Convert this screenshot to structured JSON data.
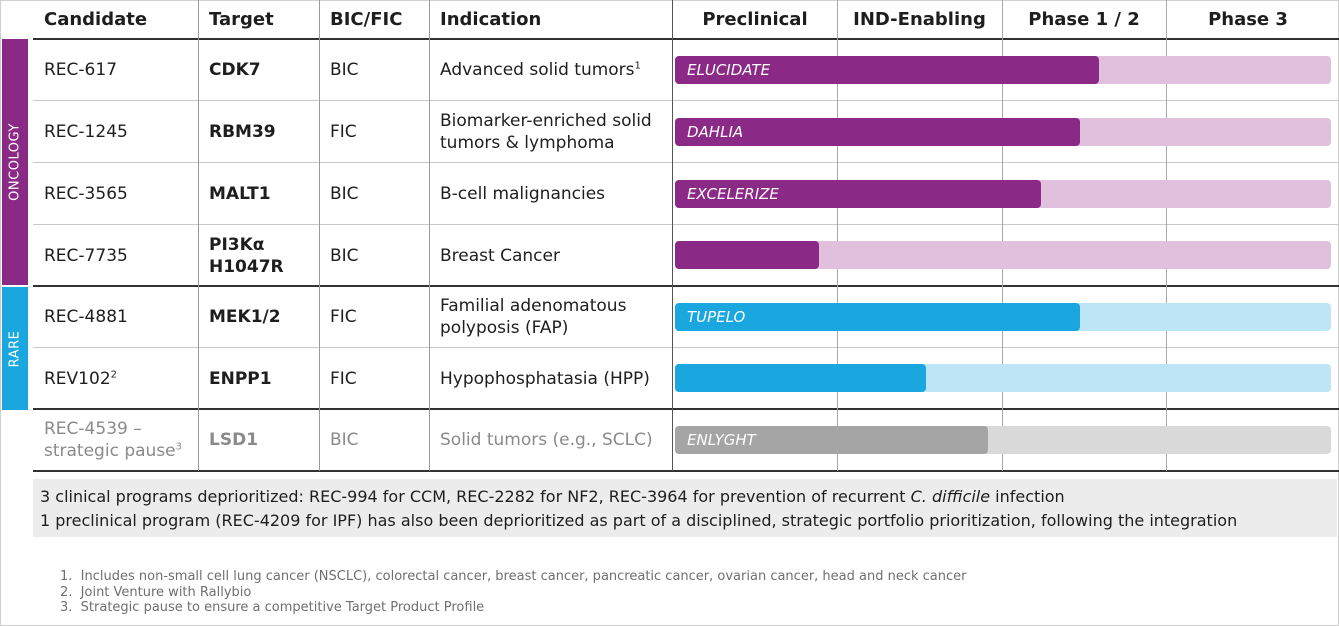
{
  "headers": {
    "candidate": "Candidate",
    "target": "Target",
    "bic_fic": "BIC/FIC",
    "indication": "Indication",
    "preclinical": "Preclinical",
    "ind_enabling": "IND-Enabling",
    "phase12": "Phase 1 / 2",
    "phase3": "Phase 3"
  },
  "groups": {
    "oncology": "ONCOLOGY",
    "rare": "RARE"
  },
  "colors": {
    "oncology": "#8b2a86",
    "oncology_light": "#e0c0dd",
    "rare": "#1aa7e0",
    "rare_light": "#bee5f5",
    "paused": "#a5a5a5",
    "paused_light": "#d9d9d9"
  },
  "rows": [
    {
      "candidate": "REC-617",
      "candidate_sup": "",
      "target": "CDK7",
      "bic_fic": "BIC",
      "indication": "Advanced solid tumors",
      "indication_sup": "1",
      "study": "ELUCIDATE",
      "progress": 0.646
    },
    {
      "candidate": "REC-1245",
      "candidate_sup": "",
      "target": "RBM39",
      "bic_fic": "FIC",
      "indication": "Biomarker-enriched solid tumors & lymphoma",
      "indication_sup": "",
      "study": "DAHLIA",
      "progress": 0.618
    },
    {
      "candidate": "REC-3565",
      "candidate_sup": "",
      "target": "MALT1",
      "bic_fic": "BIC",
      "indication": "B-cell malignancies",
      "indication_sup": "",
      "study": "EXCELERIZE",
      "progress": 0.558
    },
    {
      "candidate": "REC-7735",
      "candidate_sup": "",
      "target": "PI3Kα H1047R",
      "bic_fic": "BIC",
      "indication": "Breast Cancer",
      "indication_sup": "",
      "study": "",
      "progress": 0.22
    },
    {
      "candidate": "REC-4881",
      "candidate_sup": "",
      "target": "MEK1/2",
      "bic_fic": "FIC",
      "indication": "Familial adenomatous polyposis (FAP)",
      "indication_sup": "",
      "study": "TUPELO",
      "progress": 0.618
    },
    {
      "candidate": "REV102",
      "candidate_sup": "2",
      "target": "ENPP1",
      "bic_fic": "FIC",
      "indication": "Hypophosphatasia (HPP)",
      "indication_sup": "",
      "study": "",
      "progress": 0.383
    },
    {
      "candidate": "REC-4539 – strategic pause",
      "candidate_sup": "3",
      "target": "LSD1",
      "bic_fic": "BIC",
      "indication": "Solid tumors (e.g., SCLC)",
      "indication_sup": "",
      "study": "ENLYGHT",
      "progress": 0.477
    }
  ],
  "note": {
    "line1_prefix": "3 clinical programs deprioritized: REC-994 for CCM, REC-2282 for NF2, REC-3964 for prevention of recurrent ",
    "line1_italic": "C. difficile",
    "line1_suffix": " infection",
    "line2": "1 preclinical program (REC-4209 for IPF) has also been deprioritized as part of a disciplined, strategic portfolio prioritization, following the integration"
  },
  "footnotes": [
    {
      "num": "1.",
      "text": "Includes non-small cell lung cancer (NSCLC), colorectal cancer, breast cancer, pancreatic cancer, ovarian cancer, head and neck cancer"
    },
    {
      "num": "2.",
      "text": "Joint Venture with Rallybio"
    },
    {
      "num": "3.",
      "text": "Strategic pause to ensure a competitive Target Product Profile"
    }
  ]
}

____________

§ **PROMPT**
Reproduce the data exactly as it appears above. Pictures are to be left out.

§ **REPLY**
Convert this screenshot to structured JSON data.
{
  "headers": {
    "candidate": "Candidate",
    "target": "Target",
    "bic_fic": "BIC/FIC",
    "indication": "Indication",
    "preclinical": "Preclinical",
    "ind_enabling": "IND-Enabling",
    "phase12": "Phase 1 / 2",
    "phase3": "Phase 3"
  },
  "groups": {
    "oncology": "ONCOLOGY",
    "rare": "RARE"
  },
  "colors": {
    "oncology": "#8b2a86",
    "oncology_light": "#e0c0dd",
    "rare": "#1aa7e0",
    "rare_light": "#bee5f5",
    "paused": "#a5a5a5",
    "paused_light": "#d9d9d9"
  },
  "rows": [
    {
      "candidate": "REC-617",
      "candidate_sup": "",
      "target": "CDK7",
      "bic_fic": "BIC",
      "indication": "Advanced solid tumors",
      "indication_sup": "1",
      "study": "ELUCIDATE",
      "progress": 0.646
    },
    {
      "candidate": "REC-1245",
      "candidate_sup": "",
      "target": "RBM39",
      "bic_fic": "FIC",
      "indication": "Biomarker-enriched solid tumors & lymphoma",
      "indication_sup": "",
      "study": "DAHLIA",
      "progress": 0.618
    },
    {
      "candidate": "REC-3565",
      "candidate_sup": "",
      "target": "MALT1",
      "bic_fic": "BIC",
      "indication": "B-cell malignancies",
      "indication_sup": "",
      "study": "EXCELERIZE",
      "progress": 0.558
    },
    {
      "candidate": "REC-7735",
      "candidate_sup": "",
      "target": "PI3Kα H1047R",
      "bic_fic": "BIC",
      "indication": "Breast Cancer",
      "indication_sup": "",
      "study": "",
      "progress": 0.22
    },
    {
      "candidate": "REC-4881",
      "candidate_sup": "",
      "target": "MEK1/2",
      "bic_fic": "FIC",
      "indication": "Familial adenomatous polyposis (FAP)",
      "indication_sup": "",
      "study": "TUPELO",
      "progress": 0.618
    },
    {
      "candidate": "REV102",
      "candidate_sup": "2",
      "target": "ENPP1",
      "bic_fic": "FIC",
      "indication": "Hypophosphatasia (HPP)",
      "indication_sup": "",
      "study": "",
      "progress": 0.383
    },
    {
      "candidate": "REC-4539 – strategic pause",
      "candidate_sup": "3",
      "target": "LSD1",
      "bic_fic": "BIC",
      "indication": "Solid tumors (e.g., SCLC)",
      "indication_sup": "",
      "study": "ENLYGHT",
      "progress": 0.477
    }
  ],
  "note": {
    "line1_prefix": "3 clinical programs deprioritized: REC-994 for CCM, REC-2282 for NF2, REC-3964 for prevention of recurrent ",
    "line1_italic": "C. difficile",
    "line1_suffix": " infection",
    "line2": "1 preclinical program (REC-4209 for IPF) has also been deprioritized as part of a disciplined, strategic portfolio prioritization, following the integration"
  },
  "footnotes": [
    {
      "num": "1.",
      "text": "Includes non-small cell lung cancer (NSCLC), colorectal cancer, breast cancer, pancreatic cancer, ovarian cancer, head and neck cancer"
    },
    {
      "num": "2.",
      "text": "Joint Venture with Rallybio"
    },
    {
      "num": "3.",
      "text": "Strategic pause to ensure a competitive Target Product Profile"
    }
  ]
}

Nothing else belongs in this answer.